● YOUR GOAL:
Single out the lines of the material that contain "NDVI" and copy them.

● SUPPLIED DATA:
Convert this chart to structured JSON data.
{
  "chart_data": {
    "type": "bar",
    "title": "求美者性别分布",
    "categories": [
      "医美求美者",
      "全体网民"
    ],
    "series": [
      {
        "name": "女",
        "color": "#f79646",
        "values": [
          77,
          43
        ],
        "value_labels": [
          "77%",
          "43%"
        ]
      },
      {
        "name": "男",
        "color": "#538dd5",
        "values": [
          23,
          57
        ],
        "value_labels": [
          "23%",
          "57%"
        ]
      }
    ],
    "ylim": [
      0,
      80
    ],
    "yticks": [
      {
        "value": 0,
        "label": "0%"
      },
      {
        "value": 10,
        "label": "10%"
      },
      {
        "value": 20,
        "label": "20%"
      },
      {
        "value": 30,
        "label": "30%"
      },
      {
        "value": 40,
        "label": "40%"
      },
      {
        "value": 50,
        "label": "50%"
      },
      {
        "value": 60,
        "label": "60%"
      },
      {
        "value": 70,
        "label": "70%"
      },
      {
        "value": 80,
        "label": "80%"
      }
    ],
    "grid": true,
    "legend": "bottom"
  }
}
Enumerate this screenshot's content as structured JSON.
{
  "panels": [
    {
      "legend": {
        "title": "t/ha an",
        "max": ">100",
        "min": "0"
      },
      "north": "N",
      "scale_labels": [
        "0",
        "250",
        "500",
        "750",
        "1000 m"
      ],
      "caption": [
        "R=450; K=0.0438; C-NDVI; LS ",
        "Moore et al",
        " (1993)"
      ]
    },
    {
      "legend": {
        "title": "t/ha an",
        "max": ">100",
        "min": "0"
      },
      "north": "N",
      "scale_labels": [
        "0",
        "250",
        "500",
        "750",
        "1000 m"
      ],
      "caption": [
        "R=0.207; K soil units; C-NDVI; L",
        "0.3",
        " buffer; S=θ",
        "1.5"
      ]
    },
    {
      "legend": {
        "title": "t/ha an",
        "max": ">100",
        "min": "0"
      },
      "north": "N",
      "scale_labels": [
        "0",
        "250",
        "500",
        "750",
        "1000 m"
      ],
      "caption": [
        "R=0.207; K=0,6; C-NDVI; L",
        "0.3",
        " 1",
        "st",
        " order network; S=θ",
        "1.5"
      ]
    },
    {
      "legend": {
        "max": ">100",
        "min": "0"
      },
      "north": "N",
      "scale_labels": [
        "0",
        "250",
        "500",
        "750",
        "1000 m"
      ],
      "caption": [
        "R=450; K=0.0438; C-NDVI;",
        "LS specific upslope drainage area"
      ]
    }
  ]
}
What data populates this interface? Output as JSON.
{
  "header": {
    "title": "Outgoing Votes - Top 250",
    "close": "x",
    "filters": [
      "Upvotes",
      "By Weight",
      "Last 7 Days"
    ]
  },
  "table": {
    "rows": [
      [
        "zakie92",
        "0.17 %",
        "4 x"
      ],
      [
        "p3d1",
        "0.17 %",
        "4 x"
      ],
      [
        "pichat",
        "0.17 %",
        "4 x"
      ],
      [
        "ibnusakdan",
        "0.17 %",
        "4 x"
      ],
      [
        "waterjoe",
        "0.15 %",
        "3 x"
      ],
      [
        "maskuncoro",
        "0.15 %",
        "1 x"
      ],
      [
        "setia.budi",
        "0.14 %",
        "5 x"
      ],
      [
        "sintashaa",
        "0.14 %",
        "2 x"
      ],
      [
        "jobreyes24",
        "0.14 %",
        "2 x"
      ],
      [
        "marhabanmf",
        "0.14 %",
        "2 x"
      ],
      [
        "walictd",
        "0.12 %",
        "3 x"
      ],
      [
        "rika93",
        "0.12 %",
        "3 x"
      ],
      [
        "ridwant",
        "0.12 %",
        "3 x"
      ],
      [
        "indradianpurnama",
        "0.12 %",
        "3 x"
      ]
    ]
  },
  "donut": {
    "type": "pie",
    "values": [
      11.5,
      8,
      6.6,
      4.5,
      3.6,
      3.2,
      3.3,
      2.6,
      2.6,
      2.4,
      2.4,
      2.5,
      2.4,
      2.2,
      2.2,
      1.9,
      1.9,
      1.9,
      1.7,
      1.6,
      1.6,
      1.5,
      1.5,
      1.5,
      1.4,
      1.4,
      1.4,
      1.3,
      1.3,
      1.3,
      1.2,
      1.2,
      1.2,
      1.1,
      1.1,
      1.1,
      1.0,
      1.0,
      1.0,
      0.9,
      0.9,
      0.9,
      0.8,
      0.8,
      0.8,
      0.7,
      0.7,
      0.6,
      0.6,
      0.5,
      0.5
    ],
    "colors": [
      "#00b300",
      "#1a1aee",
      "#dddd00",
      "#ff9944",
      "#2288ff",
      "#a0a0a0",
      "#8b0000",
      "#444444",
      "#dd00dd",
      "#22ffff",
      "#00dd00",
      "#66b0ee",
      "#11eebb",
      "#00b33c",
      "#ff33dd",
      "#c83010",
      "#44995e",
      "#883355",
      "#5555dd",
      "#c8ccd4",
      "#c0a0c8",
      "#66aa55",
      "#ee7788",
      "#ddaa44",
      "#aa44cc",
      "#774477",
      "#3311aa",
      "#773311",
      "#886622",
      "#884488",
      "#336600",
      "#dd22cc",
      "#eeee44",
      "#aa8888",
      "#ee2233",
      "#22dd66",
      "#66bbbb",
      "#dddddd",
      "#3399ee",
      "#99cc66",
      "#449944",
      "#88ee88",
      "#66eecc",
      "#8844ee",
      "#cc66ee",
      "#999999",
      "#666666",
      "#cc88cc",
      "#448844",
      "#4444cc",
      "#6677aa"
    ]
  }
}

● RESULT:
        "R=450; K=0.0438; C-NDVI; LS ",
        "R=0.207; K soil units; C-NDVI; L",
        "R=0.207; K=0,6; C-NDVI; L",
        "R=450; K=0.0438; C-NDVI;",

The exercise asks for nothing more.